_Short problem_.
Write the data out again, exactly as given.

_Provided information_.
-- START --
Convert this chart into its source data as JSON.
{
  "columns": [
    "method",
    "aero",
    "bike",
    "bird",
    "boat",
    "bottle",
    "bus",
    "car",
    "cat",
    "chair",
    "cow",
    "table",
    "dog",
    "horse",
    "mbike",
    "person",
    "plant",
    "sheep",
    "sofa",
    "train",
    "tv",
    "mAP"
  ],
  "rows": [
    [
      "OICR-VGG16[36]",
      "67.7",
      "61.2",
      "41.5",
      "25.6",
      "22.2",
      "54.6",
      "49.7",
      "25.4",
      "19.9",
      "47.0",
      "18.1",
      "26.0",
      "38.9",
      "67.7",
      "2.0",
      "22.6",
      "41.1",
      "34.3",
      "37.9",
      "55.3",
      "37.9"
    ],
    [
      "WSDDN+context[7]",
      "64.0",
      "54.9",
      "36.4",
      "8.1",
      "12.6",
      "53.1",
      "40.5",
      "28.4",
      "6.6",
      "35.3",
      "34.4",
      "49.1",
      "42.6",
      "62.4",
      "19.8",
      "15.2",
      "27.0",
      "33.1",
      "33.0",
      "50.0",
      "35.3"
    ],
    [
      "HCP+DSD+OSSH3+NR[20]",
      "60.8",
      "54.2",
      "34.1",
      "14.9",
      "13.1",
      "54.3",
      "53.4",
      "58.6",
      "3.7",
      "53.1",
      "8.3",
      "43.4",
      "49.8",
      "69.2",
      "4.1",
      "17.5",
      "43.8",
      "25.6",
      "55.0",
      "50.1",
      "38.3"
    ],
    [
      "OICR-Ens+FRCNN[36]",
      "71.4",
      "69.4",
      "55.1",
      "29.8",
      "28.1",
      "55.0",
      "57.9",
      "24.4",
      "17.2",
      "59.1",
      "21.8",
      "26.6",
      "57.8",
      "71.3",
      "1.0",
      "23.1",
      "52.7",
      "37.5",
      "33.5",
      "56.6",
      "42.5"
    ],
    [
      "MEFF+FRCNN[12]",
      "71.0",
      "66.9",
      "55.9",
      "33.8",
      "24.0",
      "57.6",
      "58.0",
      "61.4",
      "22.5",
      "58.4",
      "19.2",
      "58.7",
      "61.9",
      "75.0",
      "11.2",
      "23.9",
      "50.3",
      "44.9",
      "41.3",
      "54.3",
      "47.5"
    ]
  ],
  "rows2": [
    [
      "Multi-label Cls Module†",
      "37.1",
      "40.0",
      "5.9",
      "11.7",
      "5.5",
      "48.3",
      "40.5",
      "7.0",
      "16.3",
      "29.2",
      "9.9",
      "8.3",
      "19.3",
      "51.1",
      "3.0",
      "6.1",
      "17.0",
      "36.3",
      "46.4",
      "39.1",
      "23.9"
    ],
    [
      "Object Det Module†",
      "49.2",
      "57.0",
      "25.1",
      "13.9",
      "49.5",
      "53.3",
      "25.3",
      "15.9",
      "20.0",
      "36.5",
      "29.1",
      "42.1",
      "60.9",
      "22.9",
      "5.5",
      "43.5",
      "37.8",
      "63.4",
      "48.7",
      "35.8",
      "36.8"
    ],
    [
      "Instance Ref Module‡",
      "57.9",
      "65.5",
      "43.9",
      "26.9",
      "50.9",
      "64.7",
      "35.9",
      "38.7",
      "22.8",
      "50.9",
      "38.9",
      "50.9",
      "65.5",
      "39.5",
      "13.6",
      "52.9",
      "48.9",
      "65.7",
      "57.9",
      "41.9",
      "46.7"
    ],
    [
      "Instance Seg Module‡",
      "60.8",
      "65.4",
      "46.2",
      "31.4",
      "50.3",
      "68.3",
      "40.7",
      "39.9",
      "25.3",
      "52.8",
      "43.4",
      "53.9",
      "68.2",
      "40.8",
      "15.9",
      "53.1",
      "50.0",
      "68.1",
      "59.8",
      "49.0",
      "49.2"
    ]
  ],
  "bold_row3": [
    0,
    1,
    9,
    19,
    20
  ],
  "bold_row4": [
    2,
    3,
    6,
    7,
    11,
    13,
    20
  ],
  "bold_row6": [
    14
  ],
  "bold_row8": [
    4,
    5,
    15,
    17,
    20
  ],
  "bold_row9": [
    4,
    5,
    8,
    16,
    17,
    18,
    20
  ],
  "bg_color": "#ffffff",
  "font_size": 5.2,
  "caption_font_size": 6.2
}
-- END --
_The response_.
Convert this chart into its source data as JSON.
{
  "columns": [
    "method",
    "aero",
    "bike",
    "bird",
    "boat",
    "bottle",
    "bus",
    "car",
    "cat",
    "chair",
    "cow",
    "table",
    "dog",
    "horse",
    "mbike",
    "person",
    "plant",
    "sheep",
    "sofa",
    "train",
    "tv",
    "mAP"
  ],
  "rows": [
    [
      "OICR-VGG16[36]",
      "67.7",
      "61.2",
      "41.5",
      "25.6",
      "22.2",
      "54.6",
      "49.7",
      "25.4",
      "19.9",
      "47.0",
      "18.1",
      "26.0",
      "38.9",
      "67.7",
      "2.0",
      "22.6",
      "41.1",
      "34.3",
      "37.9",
      "55.3",
      "37.9"
    ],
    [
      "WSDDN+context[7]",
      "64.0",
      "54.9",
      "36.4",
      "8.1",
      "12.6",
      "53.1",
      "40.5",
      "28.4",
      "6.6",
      "35.3",
      "34.4",
      "49.1",
      "42.6",
      "62.4",
      "19.8",
      "15.2",
      "27.0",
      "33.1",
      "33.0",
      "50.0",
      "35.3"
    ],
    [
      "HCP+DSD+OSSH3+NR[20]",
      "60.8",
      "54.2",
      "34.1",
      "14.9",
      "13.1",
      "54.3",
      "53.4",
      "58.6",
      "3.7",
      "53.1",
      "8.3",
      "43.4",
      "49.8",
      "69.2",
      "4.1",
      "17.5",
      "43.8",
      "25.6",
      "55.0",
      "50.1",
      "38.3"
    ],
    [
      "OICR-Ens+FRCNN[36]",
      "71.4",
      "69.4",
      "55.1",
      "29.8",
      "28.1",
      "55.0",
      "57.9",
      "24.4",
      "17.2",
      "59.1",
      "21.8",
      "26.6",
      "57.8",
      "71.3",
      "1.0",
      "23.1",
      "52.7",
      "37.5",
      "33.5",
      "56.6",
      "42.5"
    ],
    [
      "MEFF+FRCNN[12]",
      "71.0",
      "66.9",
      "55.9",
      "33.8",
      "24.0",
      "57.6",
      "58.0",
      "61.4",
      "22.5",
      "58.4",
      "19.2",
      "58.7",
      "61.9",
      "75.0",
      "11.2",
      "23.9",
      "50.3",
      "44.9",
      "41.3",
      "54.3",
      "47.5"
    ]
  ],
  "rows2": [
    [
      "Multi-label Cls Module†",
      "37.1",
      "40.0",
      "5.9",
      "11.7",
      "5.5",
      "48.3",
      "40.5",
      "7.0",
      "16.3",
      "29.2",
      "9.9",
      "8.3",
      "19.3",
      "51.1",
      "3.0",
      "6.1",
      "17.0",
      "36.3",
      "46.4",
      "39.1",
      "23.9"
    ],
    [
      "Object Det Module†",
      "49.2",
      "57.0",
      "25.1",
      "13.9",
      "49.5",
      "53.3",
      "25.3",
      "15.9",
      "20.0",
      "36.5",
      "29.1",
      "42.1",
      "60.9",
      "22.9",
      "5.5",
      "43.5",
      "37.8",
      "63.4",
      "48.7",
      "35.8",
      "36.8"
    ],
    [
      "Instance Ref Module‡",
      "57.9",
      "65.5",
      "43.9",
      "26.9",
      "50.9",
      "64.7",
      "35.9",
      "38.7",
      "22.8",
      "50.9",
      "38.9",
      "50.9",
      "65.5",
      "39.5",
      "13.6",
      "52.9",
      "48.9",
      "65.7",
      "57.9",
      "41.9",
      "46.7"
    ],
    [
      "Instance Seg Module‡",
      "60.8",
      "65.4",
      "46.2",
      "31.4",
      "50.3",
      "68.3",
      "40.7",
      "39.9",
      "25.3",
      "52.8",
      "43.4",
      "53.9",
      "68.2",
      "40.8",
      "15.9",
      "53.1",
      "50.0",
      "68.1",
      "59.8",
      "49.0",
      "49.2"
    ]
  ],
  "bold_row3": [
    0,
    1,
    9,
    19,
    20
  ],
  "bold_row4": [
    2,
    3,
    6,
    7,
    11,
    13,
    20
  ],
  "bold_row6": [
    14
  ],
  "bold_row8": [
    4,
    5,
    15,
    17,
    20
  ],
  "bold_row9": [
    4,
    5,
    8,
    16,
    17,
    18,
    20
  ],
  "bg_color": "#ffffff",
  "font_size": 5.2,
  "caption_font_size": 6.2
}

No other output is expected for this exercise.